## Set task
Write out each line in which the string "ベンチレーションシート" is present.

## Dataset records
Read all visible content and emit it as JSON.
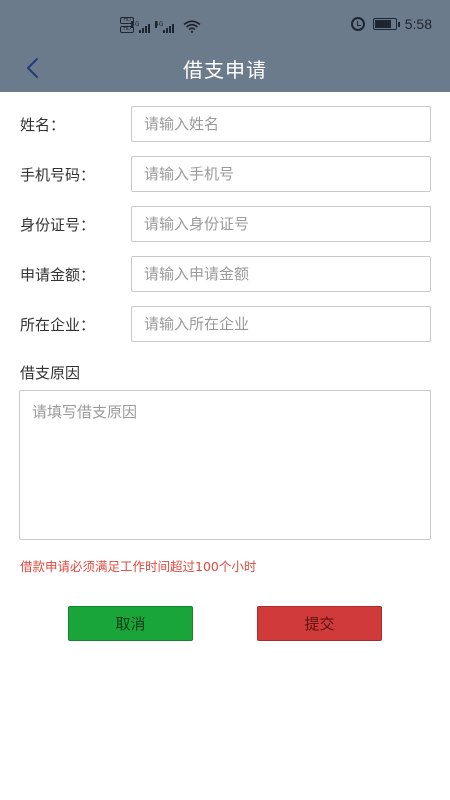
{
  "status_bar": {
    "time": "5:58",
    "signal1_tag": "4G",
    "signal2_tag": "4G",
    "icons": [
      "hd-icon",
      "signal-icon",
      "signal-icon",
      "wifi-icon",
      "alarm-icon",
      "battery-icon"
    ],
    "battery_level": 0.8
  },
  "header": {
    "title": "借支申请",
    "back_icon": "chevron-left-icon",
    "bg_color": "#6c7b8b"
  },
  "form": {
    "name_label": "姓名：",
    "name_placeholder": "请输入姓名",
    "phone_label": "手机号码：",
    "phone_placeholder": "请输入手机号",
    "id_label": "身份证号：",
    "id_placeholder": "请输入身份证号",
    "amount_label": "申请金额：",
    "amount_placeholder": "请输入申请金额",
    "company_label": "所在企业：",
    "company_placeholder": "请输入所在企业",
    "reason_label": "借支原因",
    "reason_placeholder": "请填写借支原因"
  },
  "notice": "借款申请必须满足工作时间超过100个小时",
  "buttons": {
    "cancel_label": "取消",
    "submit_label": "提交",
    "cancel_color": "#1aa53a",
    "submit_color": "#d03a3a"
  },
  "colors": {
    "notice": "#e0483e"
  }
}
* * *
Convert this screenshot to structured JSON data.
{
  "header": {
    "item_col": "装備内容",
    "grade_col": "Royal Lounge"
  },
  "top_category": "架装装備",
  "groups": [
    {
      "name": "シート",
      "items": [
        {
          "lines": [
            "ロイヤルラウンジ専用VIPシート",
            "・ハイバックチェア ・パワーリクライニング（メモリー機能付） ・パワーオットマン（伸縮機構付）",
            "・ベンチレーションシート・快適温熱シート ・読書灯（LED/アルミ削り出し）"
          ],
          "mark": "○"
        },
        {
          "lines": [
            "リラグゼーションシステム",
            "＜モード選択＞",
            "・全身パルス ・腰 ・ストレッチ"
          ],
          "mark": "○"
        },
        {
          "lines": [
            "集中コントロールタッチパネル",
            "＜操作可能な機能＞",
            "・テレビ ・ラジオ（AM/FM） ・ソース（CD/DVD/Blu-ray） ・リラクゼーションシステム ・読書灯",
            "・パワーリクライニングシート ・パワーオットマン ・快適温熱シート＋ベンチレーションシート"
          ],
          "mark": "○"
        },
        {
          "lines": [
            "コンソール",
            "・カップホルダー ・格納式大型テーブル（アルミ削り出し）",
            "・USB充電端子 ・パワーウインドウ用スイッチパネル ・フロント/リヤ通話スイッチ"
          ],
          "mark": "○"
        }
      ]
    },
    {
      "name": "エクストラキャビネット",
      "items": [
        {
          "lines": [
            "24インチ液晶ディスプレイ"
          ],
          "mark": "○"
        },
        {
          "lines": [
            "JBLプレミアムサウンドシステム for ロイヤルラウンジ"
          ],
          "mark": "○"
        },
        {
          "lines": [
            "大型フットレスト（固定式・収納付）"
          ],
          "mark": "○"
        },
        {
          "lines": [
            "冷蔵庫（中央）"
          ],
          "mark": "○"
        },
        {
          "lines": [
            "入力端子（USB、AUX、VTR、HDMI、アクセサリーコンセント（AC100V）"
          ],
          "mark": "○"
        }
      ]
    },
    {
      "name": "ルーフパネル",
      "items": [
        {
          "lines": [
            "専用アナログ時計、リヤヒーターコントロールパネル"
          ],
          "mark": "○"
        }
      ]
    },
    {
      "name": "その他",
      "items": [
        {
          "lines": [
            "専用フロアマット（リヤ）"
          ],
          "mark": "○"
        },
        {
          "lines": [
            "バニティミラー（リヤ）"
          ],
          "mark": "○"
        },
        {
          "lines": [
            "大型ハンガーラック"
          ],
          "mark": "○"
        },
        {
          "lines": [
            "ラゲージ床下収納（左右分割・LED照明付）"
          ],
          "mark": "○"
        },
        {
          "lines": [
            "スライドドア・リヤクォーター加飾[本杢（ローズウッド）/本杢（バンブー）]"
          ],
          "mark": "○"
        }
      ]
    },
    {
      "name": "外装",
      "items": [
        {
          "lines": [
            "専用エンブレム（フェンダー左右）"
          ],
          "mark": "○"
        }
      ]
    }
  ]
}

## Result below
            "・ベンチレーションシート・快適温熱シート ・読書灯（LED/アルミ削り出し）"
            "・パワーリクライニングシート ・パワーオットマン ・快適温熱シート＋ベンチレーションシート"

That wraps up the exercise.